#### [SHORT PROBLEM]
Write the material out again in full, exactly.

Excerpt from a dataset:
+ + + +

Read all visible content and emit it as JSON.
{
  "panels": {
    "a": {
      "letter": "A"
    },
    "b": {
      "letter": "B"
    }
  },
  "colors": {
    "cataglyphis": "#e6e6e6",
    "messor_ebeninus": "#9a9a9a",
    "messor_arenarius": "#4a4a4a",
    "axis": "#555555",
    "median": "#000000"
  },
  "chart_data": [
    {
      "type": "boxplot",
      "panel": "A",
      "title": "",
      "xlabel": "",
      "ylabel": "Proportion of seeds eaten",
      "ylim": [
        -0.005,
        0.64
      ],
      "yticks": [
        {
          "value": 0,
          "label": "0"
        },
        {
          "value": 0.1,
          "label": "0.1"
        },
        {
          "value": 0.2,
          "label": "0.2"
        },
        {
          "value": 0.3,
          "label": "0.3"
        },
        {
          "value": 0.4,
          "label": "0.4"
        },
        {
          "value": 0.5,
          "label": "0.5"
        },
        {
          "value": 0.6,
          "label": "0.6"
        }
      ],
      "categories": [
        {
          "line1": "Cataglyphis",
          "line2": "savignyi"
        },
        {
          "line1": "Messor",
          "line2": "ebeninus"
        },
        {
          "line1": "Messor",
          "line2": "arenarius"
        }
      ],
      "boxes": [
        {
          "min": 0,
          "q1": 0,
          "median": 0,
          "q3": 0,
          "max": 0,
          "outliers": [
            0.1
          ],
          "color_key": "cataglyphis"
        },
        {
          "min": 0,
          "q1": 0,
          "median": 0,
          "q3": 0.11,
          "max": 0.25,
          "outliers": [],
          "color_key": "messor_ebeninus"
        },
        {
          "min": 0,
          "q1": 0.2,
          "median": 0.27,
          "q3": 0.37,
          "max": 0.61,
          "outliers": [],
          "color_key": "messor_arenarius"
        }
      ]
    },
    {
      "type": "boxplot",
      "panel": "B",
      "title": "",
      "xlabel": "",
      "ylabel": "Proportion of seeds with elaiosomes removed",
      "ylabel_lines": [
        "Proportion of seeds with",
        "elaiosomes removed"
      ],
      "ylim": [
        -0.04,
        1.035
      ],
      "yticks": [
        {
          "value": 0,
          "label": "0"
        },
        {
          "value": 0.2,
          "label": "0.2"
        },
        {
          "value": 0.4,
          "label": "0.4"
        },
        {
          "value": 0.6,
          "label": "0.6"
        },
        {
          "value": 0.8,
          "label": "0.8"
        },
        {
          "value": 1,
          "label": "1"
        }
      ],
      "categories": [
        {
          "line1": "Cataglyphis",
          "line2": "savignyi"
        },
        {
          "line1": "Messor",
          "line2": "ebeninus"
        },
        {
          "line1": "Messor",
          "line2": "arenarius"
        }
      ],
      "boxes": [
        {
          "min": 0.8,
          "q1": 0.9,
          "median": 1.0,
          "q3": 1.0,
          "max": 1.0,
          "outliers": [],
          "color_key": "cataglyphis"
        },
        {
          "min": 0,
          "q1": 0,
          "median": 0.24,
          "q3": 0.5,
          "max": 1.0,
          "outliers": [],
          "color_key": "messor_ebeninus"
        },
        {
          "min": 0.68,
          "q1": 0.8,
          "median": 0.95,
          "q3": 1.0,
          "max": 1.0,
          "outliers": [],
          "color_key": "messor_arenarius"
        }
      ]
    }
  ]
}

+ + + +

#### [ANSWER TO THIS TASK]
Read all visible content and emit it as JSON.
{
  "panels": {
    "a": {
      "letter": "A"
    },
    "b": {
      "letter": "B"
    }
  },
  "colors": {
    "cataglyphis": "#e6e6e6",
    "messor_ebeninus": "#9a9a9a",
    "messor_arenarius": "#4a4a4a",
    "axis": "#555555",
    "median": "#000000"
  },
  "chart_data": [
    {
      "type": "boxplot",
      "panel": "A",
      "title": "",
      "xlabel": "",
      "ylabel": "Proportion of seeds eaten",
      "ylim": [
        -0.005,
        0.64
      ],
      "yticks": [
        {
          "value": 0,
          "label": "0"
        },
        {
          "value": 0.1,
          "label": "0.1"
        },
        {
          "value": 0.2,
          "label": "0.2"
        },
        {
          "value": 0.3,
          "label": "0.3"
        },
        {
          "value": 0.4,
          "label": "0.4"
        },
        {
          "value": 0.5,
          "label": "0.5"
        },
        {
          "value": 0.6,
          "label": "0.6"
        }
      ],
      "categories": [
        {
          "line1": "Cataglyphis",
          "line2": "savignyi"
        },
        {
          "line1": "Messor",
          "line2": "ebeninus"
        },
        {
          "line1": "Messor",
          "line2": "arenarius"
        }
      ],
      "boxes": [
        {
          "min": 0,
          "q1": 0,
          "median": 0,
          "q3": 0,
          "max": 0,
          "outliers": [
            0.1
          ],
          "color_key": "cataglyphis"
        },
        {
          "min": 0,
          "q1": 0,
          "median": 0,
          "q3": 0.11,
          "max": 0.25,
          "outliers": [],
          "color_key": "messor_ebeninus"
        },
        {
          "min": 0,
          "q1": 0.2,
          "median": 0.27,
          "q3": 0.37,
          "max": 0.61,
          "outliers": [],
          "color_key": "messor_arenarius"
        }
      ]
    },
    {
      "type": "boxplot",
      "panel": "B",
      "title": "",
      "xlabel": "",
      "ylabel": "Proportion of seeds with elaiosomes removed",
      "ylabel_lines": [
        "Proportion of seeds with",
        "elaiosomes removed"
      ],
      "ylim": [
        -0.04,
        1.035
      ],
      "yticks": [
        {
          "value": 0,
          "label": "0"
        },
        {
          "value": 0.2,
          "label": "0.2"
        },
        {
          "value": 0.4,
          "label": "0.4"
        },
        {
          "value": 0.6,
          "label": "0.6"
        },
        {
          "value": 0.8,
          "label": "0.8"
        },
        {
          "value": 1,
          "label": "1"
        }
      ],
      "categories": [
        {
          "line1": "Cataglyphis",
          "line2": "savignyi"
        },
        {
          "line1": "Messor",
          "line2": "ebeninus"
        },
        {
          "line1": "Messor",
          "line2": "arenarius"
        }
      ],
      "boxes": [
        {
          "min": 0.8,
          "q1": 0.9,
          "median": 1.0,
          "q3": 1.0,
          "max": 1.0,
          "outliers": [],
          "color_key": "cataglyphis"
        },
        {
          "min": 0,
          "q1": 0,
          "median": 0.24,
          "q3": 0.5,
          "max": 1.0,
          "outliers": [],
          "color_key": "messor_ebeninus"
        },
        {
          "min": 0.68,
          "q1": 0.8,
          "median": 0.95,
          "q3": 1.0,
          "max": 1.0,
          "outliers": [],
          "color_key": "messor_arenarius"
        }
      ]
    }
  ]
}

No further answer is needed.